Copy out every line containing the word "시범사업의".

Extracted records
--- --- ---

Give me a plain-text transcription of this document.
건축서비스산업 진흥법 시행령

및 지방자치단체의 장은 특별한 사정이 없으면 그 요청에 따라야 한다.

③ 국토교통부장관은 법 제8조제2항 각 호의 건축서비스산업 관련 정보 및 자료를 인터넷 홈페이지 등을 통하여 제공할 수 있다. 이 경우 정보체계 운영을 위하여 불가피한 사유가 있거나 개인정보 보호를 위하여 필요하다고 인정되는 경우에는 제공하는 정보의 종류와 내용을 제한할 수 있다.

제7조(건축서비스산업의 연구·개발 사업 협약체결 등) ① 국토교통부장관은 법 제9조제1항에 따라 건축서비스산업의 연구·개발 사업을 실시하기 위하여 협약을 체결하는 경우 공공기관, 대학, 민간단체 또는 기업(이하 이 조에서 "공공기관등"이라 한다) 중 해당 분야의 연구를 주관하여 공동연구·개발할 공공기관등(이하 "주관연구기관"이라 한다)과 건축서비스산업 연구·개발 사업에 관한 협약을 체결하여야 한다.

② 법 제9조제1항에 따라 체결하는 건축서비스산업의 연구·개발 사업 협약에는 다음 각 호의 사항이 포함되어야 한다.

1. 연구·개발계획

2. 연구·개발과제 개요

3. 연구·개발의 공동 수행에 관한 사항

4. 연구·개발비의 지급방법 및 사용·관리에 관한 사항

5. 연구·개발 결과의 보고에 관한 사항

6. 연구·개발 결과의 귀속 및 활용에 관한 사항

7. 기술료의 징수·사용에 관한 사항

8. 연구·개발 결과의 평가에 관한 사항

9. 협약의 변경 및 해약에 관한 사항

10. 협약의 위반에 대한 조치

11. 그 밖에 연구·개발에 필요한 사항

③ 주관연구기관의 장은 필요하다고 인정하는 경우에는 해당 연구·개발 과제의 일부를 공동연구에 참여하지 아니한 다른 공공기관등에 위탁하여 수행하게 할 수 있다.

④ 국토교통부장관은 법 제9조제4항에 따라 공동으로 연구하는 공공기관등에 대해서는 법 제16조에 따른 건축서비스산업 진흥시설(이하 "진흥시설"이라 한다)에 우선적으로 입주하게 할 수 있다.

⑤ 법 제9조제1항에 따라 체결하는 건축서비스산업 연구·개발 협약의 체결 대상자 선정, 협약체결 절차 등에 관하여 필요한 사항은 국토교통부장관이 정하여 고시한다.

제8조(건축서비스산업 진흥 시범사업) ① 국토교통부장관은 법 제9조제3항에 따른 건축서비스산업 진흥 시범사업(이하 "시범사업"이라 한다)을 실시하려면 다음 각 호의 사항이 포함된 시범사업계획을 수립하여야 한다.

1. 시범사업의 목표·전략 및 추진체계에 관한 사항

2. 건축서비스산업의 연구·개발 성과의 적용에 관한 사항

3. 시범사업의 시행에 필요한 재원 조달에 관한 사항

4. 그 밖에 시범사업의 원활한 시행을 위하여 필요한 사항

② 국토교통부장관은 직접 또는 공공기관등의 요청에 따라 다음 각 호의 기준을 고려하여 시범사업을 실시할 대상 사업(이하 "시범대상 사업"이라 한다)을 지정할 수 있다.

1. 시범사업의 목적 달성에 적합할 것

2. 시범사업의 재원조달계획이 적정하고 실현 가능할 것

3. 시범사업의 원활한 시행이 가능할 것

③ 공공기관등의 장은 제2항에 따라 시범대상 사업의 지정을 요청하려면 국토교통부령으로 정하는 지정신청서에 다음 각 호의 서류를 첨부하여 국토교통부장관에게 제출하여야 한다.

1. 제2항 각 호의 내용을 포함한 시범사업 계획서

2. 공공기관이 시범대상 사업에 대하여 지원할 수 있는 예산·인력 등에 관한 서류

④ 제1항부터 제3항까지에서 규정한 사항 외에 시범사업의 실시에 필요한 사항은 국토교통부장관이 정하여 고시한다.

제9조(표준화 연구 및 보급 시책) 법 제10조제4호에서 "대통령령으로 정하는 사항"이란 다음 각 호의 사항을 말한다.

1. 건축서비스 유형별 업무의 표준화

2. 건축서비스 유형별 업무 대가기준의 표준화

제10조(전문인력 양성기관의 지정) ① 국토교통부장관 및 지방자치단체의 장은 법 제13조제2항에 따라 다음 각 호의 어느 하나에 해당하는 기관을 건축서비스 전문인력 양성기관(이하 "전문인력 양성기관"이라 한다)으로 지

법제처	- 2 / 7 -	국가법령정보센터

--- --- ---

Expected answer -
1. 시범사업의 목표·전략 및 추진체계에 관한 사항
3. 시범사업의 시행에 필요한 재원 조달에 관한 사항
4. 그 밖에 시범사업의 원활한 시행을 위하여 필요한 사항
1. 시범사업의 목적 달성에 적합할 것
2. 시범사업의 재원조달계획이 적정하고 실현 가능할 것
3. 시범사업의 원활한 시행이 가능할 것
④ 제1항부터 제3항까지에서 규정한 사항 외에 시범사업의 실시에 필요한 사항은 국토교통부장관이 정하여 고시한다.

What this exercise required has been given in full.